Tag Archive for: oakland park development

oakland-park_photo credit sunsentinel-770x320

The next boomtown in South Florida has been right under our noses all this time, and we didn’t see it.

The little city that could turns out to be, of all places, Oakland Park, smack in the middle of Broward County. You’ve driven by it, or through it, a thousand times and you never gave it a second thought.

As Sun Sentinel reporter Phillip Valys lays out in great detail in a must-read story, Oakland Park is hitting its stride and is building itself an impressive skyline.

A signature destination is Oaklyn, an 11-story mixed-use tower at 3333 N. Federal Highway, where the website apartments.com says the rent for a one-bedroom studio apartment is $1,934 a month and ranges upward to $3,770.

It’s a sure sign of progress for a town that not so long ago was little more than some warehouses, a strip club or two, the circular KenAnn building and the Peter Pan Diner.

Oakland Park Boulevard? Sure, that’s a major east-west corridor. But Oakland Park, the place? Forget it.

If you’re like most people, you probably thought it was part of Fort Lauderdale. It isn’t. Tucked in alongside U.S. 1, it’s one of Broward’s oldest cities, chartered in 1929 from the remains of the boom-and-bust town of Floranada. In this prime location, with its huge traffic counts, the Sun Sentinel article describes an emerging nightlife in Oakland Park.

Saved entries
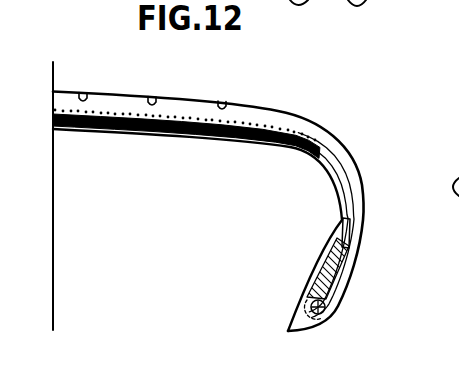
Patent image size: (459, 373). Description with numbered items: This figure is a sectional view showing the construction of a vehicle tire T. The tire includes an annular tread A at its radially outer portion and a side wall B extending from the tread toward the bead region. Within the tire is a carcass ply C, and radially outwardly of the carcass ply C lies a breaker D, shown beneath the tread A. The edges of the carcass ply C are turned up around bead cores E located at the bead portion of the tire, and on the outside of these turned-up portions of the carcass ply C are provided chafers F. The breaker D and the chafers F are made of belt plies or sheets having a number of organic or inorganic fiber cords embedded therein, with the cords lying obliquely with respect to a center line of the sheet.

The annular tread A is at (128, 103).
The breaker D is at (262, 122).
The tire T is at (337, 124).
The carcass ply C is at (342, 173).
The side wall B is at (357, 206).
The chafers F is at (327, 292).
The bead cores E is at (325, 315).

PROBLEM A — In the Oakland Park article, what does it say the town was once little more than? Give each item.
PROBLEM B — Extend the Oakland Park article by writing what comes after its final sentence.
The listing has no role in this work.

TASK RESPONSE A —
- some warehouses
- a strip club or two
- the circular KenAnn building
- the Peter Pan Diner

TASK RESPONSE B —
After many years of working in, living in and writing about Broward, Steve Bousque, the Opinion Editor of the Sun Sentinel and a columnist in Tallahassee and Fort Lauderdale, decided a long time ago that a place so small and densely populated didn’t need so many bland cities. The county has 31 cities and towns packed into a populated area of about 400 square miles, barely one-fourth the size of Rhode Island, which is completely nuts.

To appreciate how far Oakland Park has come, take a brief trip along Old Dixie Highway back to the earlier, 1980’s version. You won’t be disappointed. If you think the political extremism of today is out of control, you’d be right. But for the sake of sanity, if nothing else, it’s worth remembering that we’ve had to endure these antics before. During the 1980s, Oakland Park became a political laughingstock after a far-right cabal of three commissioners took control of City Hall.

They drove away a competent city manager, John Stunson. They gave a key to the city to Phyllis Schlafly, an anti-ERA crusader. The ceremonial mayor at the time, Mary Laveratt, an anti-abortion activist, sued her city, claiming her colleagues illegally restricted her power. Commissioners refused to let Laveratt order the city clerk to issue a “Sanctity of Life Day” resolution.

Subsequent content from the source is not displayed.